# What the task requires
Find every line with "атомного" in it, then report how many there are and nothing more.

# Records provided
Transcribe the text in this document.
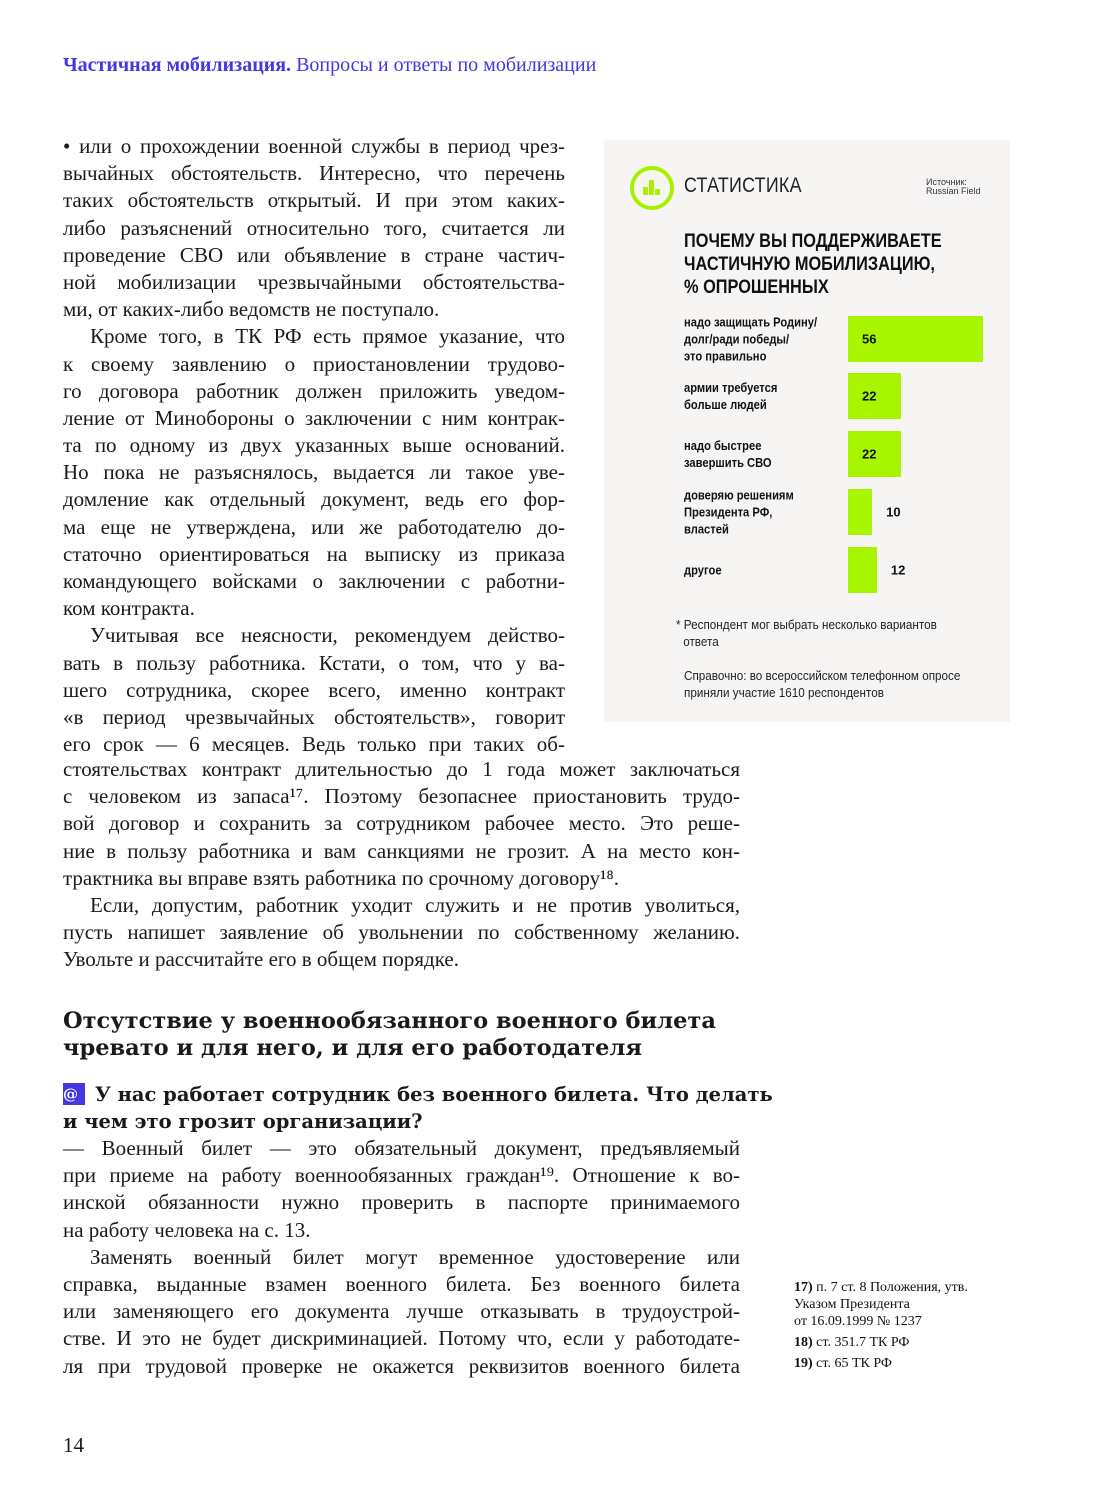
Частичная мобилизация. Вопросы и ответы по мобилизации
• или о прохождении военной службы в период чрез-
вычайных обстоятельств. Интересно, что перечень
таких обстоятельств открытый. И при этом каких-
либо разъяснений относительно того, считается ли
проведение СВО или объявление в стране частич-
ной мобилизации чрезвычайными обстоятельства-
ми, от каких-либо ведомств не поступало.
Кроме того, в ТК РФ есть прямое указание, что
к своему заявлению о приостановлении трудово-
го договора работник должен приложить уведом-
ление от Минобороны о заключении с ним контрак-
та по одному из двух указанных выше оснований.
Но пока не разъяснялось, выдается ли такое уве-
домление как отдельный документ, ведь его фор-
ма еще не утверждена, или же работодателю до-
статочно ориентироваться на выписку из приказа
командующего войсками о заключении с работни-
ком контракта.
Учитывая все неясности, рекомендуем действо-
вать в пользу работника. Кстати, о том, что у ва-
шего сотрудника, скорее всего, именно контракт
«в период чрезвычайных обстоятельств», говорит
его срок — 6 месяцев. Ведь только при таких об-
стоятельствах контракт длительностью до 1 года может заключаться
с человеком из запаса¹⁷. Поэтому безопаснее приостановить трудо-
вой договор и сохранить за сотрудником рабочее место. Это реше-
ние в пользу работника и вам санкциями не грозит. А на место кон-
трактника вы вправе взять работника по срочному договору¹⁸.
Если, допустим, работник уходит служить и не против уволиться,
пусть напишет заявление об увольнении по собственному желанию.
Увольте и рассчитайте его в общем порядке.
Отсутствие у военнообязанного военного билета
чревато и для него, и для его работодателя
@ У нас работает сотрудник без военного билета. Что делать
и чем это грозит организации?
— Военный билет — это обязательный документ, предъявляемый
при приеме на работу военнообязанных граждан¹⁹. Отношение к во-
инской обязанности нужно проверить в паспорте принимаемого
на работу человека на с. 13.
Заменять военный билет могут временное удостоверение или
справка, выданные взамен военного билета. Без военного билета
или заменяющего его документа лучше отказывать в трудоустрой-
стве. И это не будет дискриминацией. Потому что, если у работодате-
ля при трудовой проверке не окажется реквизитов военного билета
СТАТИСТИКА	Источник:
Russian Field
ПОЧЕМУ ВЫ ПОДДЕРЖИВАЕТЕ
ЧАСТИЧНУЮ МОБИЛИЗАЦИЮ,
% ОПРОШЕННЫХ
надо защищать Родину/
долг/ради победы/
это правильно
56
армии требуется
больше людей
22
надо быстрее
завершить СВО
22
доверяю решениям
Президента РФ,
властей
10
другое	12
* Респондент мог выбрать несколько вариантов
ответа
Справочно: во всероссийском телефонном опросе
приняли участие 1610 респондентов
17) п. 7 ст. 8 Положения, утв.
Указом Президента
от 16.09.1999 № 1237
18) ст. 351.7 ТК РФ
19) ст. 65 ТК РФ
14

...

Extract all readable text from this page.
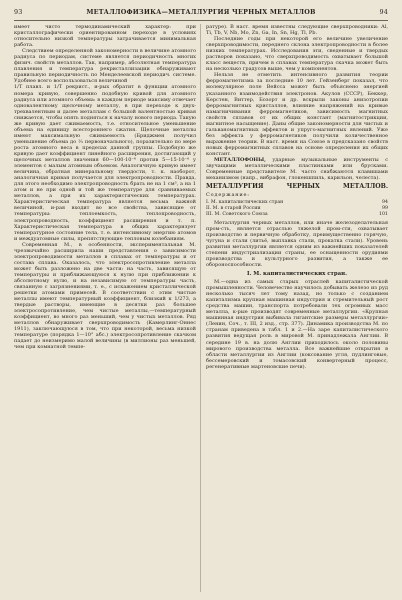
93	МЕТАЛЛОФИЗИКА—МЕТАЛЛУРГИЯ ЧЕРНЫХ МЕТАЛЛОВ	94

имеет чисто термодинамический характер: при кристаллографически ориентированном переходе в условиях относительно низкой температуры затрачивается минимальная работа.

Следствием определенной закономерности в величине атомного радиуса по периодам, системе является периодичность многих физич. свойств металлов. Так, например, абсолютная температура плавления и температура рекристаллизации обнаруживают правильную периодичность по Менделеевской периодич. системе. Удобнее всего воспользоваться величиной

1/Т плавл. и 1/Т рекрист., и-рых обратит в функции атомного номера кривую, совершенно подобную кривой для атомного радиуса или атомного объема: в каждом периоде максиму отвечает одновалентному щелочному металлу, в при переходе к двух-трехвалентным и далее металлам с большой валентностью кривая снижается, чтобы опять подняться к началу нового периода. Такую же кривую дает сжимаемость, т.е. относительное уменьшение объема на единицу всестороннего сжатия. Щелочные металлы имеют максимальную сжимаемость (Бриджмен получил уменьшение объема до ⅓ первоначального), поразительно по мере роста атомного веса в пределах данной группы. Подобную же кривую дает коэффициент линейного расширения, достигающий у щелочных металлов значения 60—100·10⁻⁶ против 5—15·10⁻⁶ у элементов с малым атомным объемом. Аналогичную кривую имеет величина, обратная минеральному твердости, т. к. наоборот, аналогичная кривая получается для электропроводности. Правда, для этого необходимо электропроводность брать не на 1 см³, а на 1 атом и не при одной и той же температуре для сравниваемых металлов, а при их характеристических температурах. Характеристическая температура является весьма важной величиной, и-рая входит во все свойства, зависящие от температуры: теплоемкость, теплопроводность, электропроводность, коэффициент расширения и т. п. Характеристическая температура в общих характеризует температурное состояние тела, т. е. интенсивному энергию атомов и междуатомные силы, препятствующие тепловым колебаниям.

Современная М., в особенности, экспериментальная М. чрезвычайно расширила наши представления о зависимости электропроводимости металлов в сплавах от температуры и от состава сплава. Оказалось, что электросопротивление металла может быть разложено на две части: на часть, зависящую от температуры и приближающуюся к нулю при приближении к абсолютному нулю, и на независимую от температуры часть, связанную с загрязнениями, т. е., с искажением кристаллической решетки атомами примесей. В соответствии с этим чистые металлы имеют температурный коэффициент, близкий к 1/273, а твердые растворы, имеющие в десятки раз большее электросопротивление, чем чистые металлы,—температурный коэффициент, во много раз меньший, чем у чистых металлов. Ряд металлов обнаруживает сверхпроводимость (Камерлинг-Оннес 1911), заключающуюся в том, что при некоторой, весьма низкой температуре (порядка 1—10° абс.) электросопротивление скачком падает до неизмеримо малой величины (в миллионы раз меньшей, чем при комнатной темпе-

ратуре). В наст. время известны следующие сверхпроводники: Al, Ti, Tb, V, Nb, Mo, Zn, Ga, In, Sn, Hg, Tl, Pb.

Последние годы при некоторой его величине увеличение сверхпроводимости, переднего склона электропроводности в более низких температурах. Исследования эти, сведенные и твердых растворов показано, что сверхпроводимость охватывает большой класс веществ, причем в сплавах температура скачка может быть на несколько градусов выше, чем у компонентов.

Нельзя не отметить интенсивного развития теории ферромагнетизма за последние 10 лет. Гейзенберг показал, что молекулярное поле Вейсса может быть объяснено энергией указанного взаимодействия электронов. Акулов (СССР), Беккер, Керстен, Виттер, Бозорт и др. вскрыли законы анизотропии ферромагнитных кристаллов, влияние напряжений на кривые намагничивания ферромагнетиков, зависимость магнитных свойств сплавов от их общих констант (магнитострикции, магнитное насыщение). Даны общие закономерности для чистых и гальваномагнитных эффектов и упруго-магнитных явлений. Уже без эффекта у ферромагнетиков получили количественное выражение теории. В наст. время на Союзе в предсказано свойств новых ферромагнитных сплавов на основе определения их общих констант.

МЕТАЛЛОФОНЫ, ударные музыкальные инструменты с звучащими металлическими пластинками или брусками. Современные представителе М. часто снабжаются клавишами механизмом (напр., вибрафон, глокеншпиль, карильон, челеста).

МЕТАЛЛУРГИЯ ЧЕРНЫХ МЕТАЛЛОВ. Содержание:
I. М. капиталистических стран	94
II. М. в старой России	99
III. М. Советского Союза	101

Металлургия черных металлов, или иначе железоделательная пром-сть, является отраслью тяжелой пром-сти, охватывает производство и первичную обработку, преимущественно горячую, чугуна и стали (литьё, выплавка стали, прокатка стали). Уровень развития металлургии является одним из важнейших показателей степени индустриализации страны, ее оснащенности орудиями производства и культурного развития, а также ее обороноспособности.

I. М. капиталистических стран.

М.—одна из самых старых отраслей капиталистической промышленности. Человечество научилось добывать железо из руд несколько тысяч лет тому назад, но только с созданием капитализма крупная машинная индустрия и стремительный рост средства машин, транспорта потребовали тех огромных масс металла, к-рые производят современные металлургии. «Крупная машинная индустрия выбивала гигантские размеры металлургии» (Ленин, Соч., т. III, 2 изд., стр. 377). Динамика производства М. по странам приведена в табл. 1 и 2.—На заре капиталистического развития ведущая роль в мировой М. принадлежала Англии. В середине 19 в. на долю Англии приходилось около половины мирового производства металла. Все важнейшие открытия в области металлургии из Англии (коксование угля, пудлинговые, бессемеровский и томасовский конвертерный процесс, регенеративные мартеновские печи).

# Reply
2